Exercise brief: Pull out every line containing the string "біологія".
════════════════════
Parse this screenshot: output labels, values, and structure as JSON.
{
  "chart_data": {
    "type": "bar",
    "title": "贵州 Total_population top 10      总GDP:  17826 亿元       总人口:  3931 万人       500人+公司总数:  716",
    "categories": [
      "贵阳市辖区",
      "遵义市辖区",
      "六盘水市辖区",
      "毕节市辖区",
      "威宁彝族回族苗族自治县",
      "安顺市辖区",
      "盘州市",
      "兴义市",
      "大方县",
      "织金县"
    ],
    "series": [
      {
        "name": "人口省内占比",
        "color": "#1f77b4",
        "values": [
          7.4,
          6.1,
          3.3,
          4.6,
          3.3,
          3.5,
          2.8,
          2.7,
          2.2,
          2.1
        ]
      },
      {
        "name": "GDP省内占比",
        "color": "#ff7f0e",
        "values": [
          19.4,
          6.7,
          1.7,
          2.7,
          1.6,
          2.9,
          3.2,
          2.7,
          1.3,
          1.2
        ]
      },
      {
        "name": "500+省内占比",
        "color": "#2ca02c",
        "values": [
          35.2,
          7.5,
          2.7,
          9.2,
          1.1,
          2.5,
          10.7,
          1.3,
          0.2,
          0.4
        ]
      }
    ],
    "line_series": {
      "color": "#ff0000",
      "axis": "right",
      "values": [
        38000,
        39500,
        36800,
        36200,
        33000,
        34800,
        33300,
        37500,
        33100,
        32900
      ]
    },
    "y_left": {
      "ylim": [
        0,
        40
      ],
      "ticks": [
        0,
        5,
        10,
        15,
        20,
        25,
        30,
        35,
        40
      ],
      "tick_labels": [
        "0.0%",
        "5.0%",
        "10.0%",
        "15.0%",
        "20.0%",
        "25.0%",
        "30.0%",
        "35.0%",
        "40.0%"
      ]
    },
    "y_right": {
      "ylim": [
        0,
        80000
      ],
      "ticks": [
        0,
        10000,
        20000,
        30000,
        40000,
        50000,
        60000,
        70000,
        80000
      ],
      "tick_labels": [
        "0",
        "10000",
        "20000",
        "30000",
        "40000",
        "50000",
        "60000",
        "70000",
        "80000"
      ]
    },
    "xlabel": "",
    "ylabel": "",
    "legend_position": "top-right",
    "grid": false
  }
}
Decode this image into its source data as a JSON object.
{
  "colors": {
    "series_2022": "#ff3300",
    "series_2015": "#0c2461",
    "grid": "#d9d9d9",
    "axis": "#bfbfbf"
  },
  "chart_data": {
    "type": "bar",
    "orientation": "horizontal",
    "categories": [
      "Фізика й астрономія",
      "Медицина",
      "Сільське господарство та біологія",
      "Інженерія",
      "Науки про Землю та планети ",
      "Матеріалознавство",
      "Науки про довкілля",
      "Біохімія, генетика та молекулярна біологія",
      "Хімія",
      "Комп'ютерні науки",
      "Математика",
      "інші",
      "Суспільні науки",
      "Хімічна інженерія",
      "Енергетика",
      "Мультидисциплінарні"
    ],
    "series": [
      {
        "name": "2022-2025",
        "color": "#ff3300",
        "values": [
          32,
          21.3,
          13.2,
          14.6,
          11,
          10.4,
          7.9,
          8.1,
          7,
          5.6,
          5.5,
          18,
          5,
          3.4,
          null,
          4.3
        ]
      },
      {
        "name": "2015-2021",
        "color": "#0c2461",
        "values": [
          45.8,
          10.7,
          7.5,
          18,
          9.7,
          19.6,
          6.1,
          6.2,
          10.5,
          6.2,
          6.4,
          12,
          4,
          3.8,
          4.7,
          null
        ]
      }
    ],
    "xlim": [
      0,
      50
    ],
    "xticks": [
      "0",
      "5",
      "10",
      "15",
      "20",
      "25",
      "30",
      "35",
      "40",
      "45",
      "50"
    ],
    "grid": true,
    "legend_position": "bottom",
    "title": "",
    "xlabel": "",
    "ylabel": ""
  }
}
════════════════════
Right answer:
      "Сільське господарство та біологія",
      "Біохімія, генетика та молекулярна біологія",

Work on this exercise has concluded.